* **Short task**: Using the listing below, extract each line that has the word "JSON" in it.

(Stored data)
+===+

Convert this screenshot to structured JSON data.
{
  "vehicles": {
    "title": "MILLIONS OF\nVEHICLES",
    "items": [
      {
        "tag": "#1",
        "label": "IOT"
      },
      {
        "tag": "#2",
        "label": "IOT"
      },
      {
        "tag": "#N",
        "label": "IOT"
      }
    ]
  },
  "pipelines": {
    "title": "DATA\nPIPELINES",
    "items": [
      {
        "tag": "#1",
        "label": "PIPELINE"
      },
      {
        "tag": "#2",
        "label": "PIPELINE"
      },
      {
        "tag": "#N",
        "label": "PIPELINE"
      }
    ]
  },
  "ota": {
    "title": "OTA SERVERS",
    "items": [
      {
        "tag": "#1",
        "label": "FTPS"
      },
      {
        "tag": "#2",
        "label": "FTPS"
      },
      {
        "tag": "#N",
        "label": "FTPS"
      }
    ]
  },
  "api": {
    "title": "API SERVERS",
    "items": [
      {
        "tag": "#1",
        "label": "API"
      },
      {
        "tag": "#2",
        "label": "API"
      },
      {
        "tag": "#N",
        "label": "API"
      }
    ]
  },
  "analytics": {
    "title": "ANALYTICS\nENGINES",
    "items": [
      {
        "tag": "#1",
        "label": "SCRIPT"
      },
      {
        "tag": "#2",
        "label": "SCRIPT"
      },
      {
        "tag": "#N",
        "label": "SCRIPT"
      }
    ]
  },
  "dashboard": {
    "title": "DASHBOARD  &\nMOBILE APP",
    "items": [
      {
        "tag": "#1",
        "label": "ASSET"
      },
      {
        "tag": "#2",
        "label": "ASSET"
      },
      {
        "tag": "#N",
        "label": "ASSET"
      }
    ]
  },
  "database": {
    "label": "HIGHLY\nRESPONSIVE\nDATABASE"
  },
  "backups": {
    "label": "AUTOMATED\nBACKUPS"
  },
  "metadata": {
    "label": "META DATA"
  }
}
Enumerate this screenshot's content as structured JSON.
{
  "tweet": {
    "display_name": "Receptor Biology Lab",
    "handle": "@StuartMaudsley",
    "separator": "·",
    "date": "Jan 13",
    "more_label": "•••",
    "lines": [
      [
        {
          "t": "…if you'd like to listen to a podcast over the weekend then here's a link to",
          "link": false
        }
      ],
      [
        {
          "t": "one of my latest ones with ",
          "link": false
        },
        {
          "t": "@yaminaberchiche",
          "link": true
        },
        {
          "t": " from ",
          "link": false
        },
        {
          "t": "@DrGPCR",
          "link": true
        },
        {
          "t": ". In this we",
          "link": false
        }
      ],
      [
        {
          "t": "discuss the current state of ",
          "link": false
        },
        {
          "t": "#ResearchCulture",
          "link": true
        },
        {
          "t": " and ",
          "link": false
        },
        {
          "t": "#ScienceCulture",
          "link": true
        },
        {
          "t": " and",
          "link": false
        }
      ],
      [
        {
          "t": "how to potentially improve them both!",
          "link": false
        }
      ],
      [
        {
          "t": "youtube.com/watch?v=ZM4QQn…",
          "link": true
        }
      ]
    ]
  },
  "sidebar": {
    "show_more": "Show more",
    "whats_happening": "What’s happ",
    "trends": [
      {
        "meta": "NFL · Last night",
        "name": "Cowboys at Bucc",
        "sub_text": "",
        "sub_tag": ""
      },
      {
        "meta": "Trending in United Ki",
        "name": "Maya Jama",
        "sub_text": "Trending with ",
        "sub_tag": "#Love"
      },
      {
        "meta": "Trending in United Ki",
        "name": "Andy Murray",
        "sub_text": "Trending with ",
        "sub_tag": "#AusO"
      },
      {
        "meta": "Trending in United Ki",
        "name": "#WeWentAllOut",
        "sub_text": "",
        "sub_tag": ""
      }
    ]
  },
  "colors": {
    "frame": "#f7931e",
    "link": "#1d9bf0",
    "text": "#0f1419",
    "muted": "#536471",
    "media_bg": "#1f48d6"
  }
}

+===+

* **Written answer**:
Convert this screenshot to structured JSON data.
Enumerate this screenshot's content as structured JSON.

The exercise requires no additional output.